AIM OF THE EXERCISE:
Could you set down every entry exactly as it stands, without the images?

(Records from a collection)
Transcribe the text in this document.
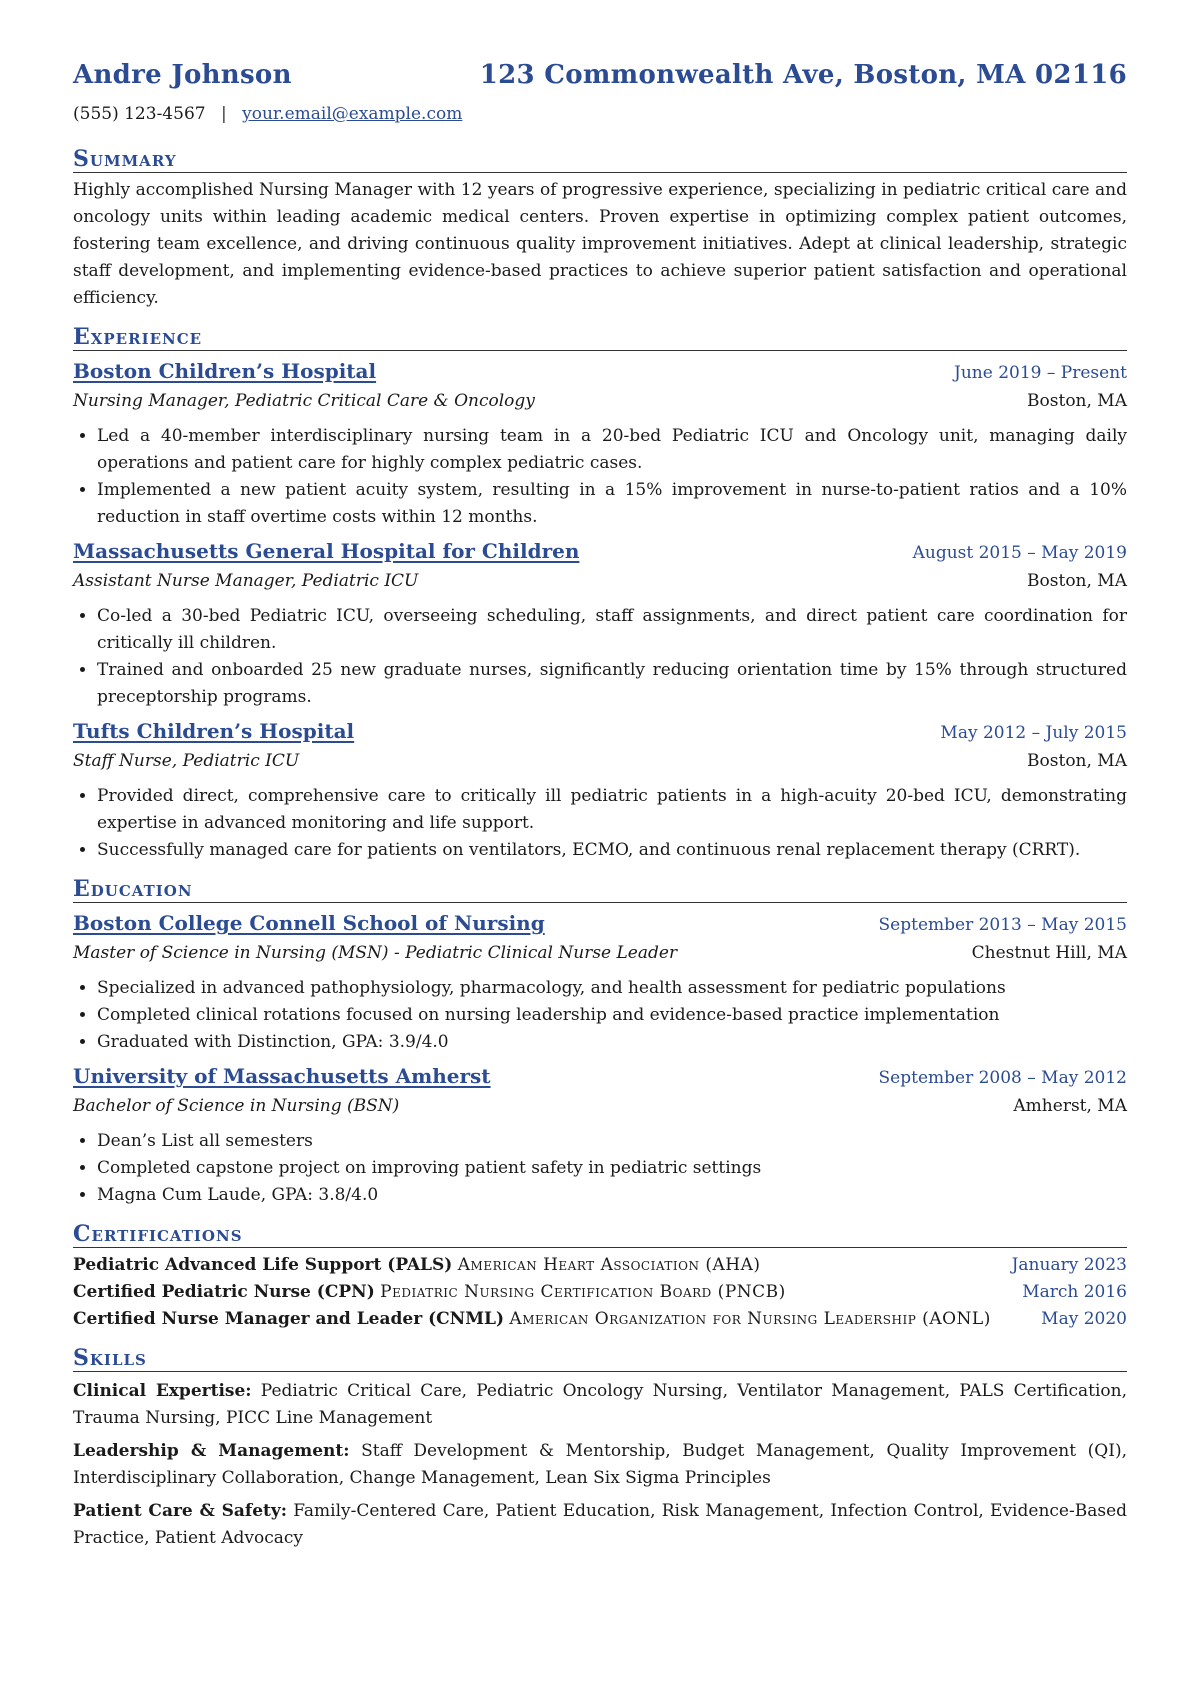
Andre Johnson	123 Commonwealth Ave, Boston, MA 02116
(555) 123-4567 | your.email@example.com
Summary

Highly accomplished Nursing Manager with 12 years of progressive experience, specializing in pediatric critical care and oncology units within leading academic medical centers. Proven expertise in optimizing complex patient outcomes, fostering team excellence, and driving continuous quality improvement initiatives. Adept at clinical leadership, strategic staff development, and implementing evidence-based practices to achieve superior patient satisfaction and operational efficiency.

Experience
Boston Children’s Hospital	June 2019 – Present
Nursing Manager, Pediatric Critical Care & Oncology	Boston, MA
• Led a 40-member interdisciplinary nursing team in a 20-bed Pediatric ICU and Oncology unit, managing daily operations and patient care for highly complex pediatric cases.
• Implemented a new patient acuity system, resulting in a 15% improvement in nurse-to-patient ratios and a 10% reduction in staff overtime costs within 12 months.
Massachusetts General Hospital for Children	August 2015 – May 2019
Assistant Nurse Manager, Pediatric ICU	Boston, MA
• Co-led a 30-bed Pediatric ICU, overseeing scheduling, staff assignments, and direct patient care coordination for critically ill children.
• Trained and onboarded 25 new graduate nurses, significantly reducing orientation time by 15% through structured preceptorship programs.
Tufts Children’s Hospital	May 2012 – July 2015
Staff Nurse, Pediatric ICU	Boston, MA
• Provided direct, comprehensive care to critically ill pediatric patients in a high-acuity 20-bed ICU, demonstrating expertise in advanced monitoring and life support.
• Successfully managed care for patients on ventilators, ECMO, and continuous renal replacement therapy (CRRT).
Education
Boston College Connell School of Nursing	September 2013 – May 2015
Master of Science in Nursing (MSN) - Pediatric Clinical Nurse Leader	Chestnut Hill, MA
• Specialized in advanced pathophysiology, pharmacology, and health assessment for pediatric populations
• Completed clinical rotations focused on nursing leadership and evidence-based practice implementation
• Graduated with Distinction, GPA: 3.9/4.0
University of Massachusetts Amherst	September 2008 – May 2012
Bachelor of Science in Nursing (BSN)	Amherst, MA
• Dean’s List all semesters
• Completed capstone project on improving patient safety in pediatric settings
• Magna Cum Laude, GPA: 3.8/4.0
Certifications
Pediatric Advanced Life Support (PALS) American Heart Association (AHA)	January 2023
Certified Pediatric Nurse (CPN) Pediatric Nursing Certification Board (PNCB)	March 2016
Certified Nurse Manager and Leader (CNML) American Organization for Nursing Leadership (AONL)	May 2020
Skills
Clinical Expertise: Pediatric Critical Care, Pediatric Oncology Nursing, Ventilator Management, PALS Certification, Trauma Nursing, PICC Line Management
Leadership & Management: Staff Development & Mentorship, Budget Management, Quality Improvement (QI), Interdisciplinary Collaboration, Change Management, Lean Six Sigma Principles
Patient Care & Safety: Family-Centered Care, Patient Education, Risk Management, Infection Control, Evidence-Based Practice, Patient Advocacy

ANSWER AREA:
Transcribe the text in this document.
Andre Johnson	123 Commonwealth Ave, Boston, MA 02116
(555) 123-4567 | your.email@example.com
Summary

Highly accomplished Nursing Manager with 12 years of progressive experience, specializing in pediatric critical care and oncology units within leading academic medical centers. Proven expertise in optimizing complex patient outcomes, fostering team excellence, and driving continuous quality improvement initiatives. Adept at clinical leadership, strategic staff development, and implementing evidence-based practices to achieve superior patient satisfaction and operational efficiency.

Experience
Boston Children’s Hospital	June 2019 – Present
Nursing Manager, Pediatric Critical Care & Oncology	Boston, MA
• Led a 40-member interdisciplinary nursing team in a 20-bed Pediatric ICU and Oncology unit, managing daily operations and patient care for highly complex pediatric cases.
• Implemented a new patient acuity system, resulting in a 15% improvement in nurse-to-patient ratios and a 10% reduction in staff overtime costs within 12 months.
Massachusetts General Hospital for Children	August 2015 – May 2019
Assistant Nurse Manager, Pediatric ICU	Boston, MA
• Co-led a 30-bed Pediatric ICU, overseeing scheduling, staff assignments, and direct patient care coordination for critically ill children.
• Trained and onboarded 25 new graduate nurses, significantly reducing orientation time by 15% through structured preceptorship programs.
Tufts Children’s Hospital	May 2012 – July 2015
Staff Nurse, Pediatric ICU	Boston, MA
• Provided direct, comprehensive care to critically ill pediatric patients in a high-acuity 20-bed ICU, demonstrating expertise in advanced monitoring and life support.
• Successfully managed care for patients on ventilators, ECMO, and continuous renal replacement therapy (CRRT).
Education
Boston College Connell School of Nursing	September 2013 – May 2015
Master of Science in Nursing (MSN) - Pediatric Clinical Nurse Leader	Chestnut Hill, MA
• Specialized in advanced pathophysiology, pharmacology, and health assessment for pediatric populations
• Completed clinical rotations focused on nursing leadership and evidence-based practice implementation
• Graduated with Distinction, GPA: 3.9/4.0
University of Massachusetts Amherst	September 2008 – May 2012
Bachelor of Science in Nursing (BSN)	Amherst, MA
• Dean’s List all semesters
• Completed capstone project on improving patient safety in pediatric settings
• Magna Cum Laude, GPA: 3.8/4.0
Certifications
Pediatric Advanced Life Support (PALS) American Heart Association (AHA)	January 2023
Certified Pediatric Nurse (CPN) Pediatric Nursing Certification Board (PNCB)	March 2016
Certified Nurse Manager and Leader (CNML) American Organization for Nursing Leadership (AONL)	May 2020
Skills
Clinical Expertise: Pediatric Critical Care, Pediatric Oncology Nursing, Ventilator Management, PALS Certification, Trauma Nursing, PICC Line Management
Leadership & Management: Staff Development & Mentorship, Budget Management, Quality Improvement (QI), Interdisciplinary Collaboration, Change Management, Lean Six Sigma Principles
Patient Care & Safety: Family-Centered Care, Patient Education, Risk Management, Infection Control, Evidence-Based Practice, Patient Advocacy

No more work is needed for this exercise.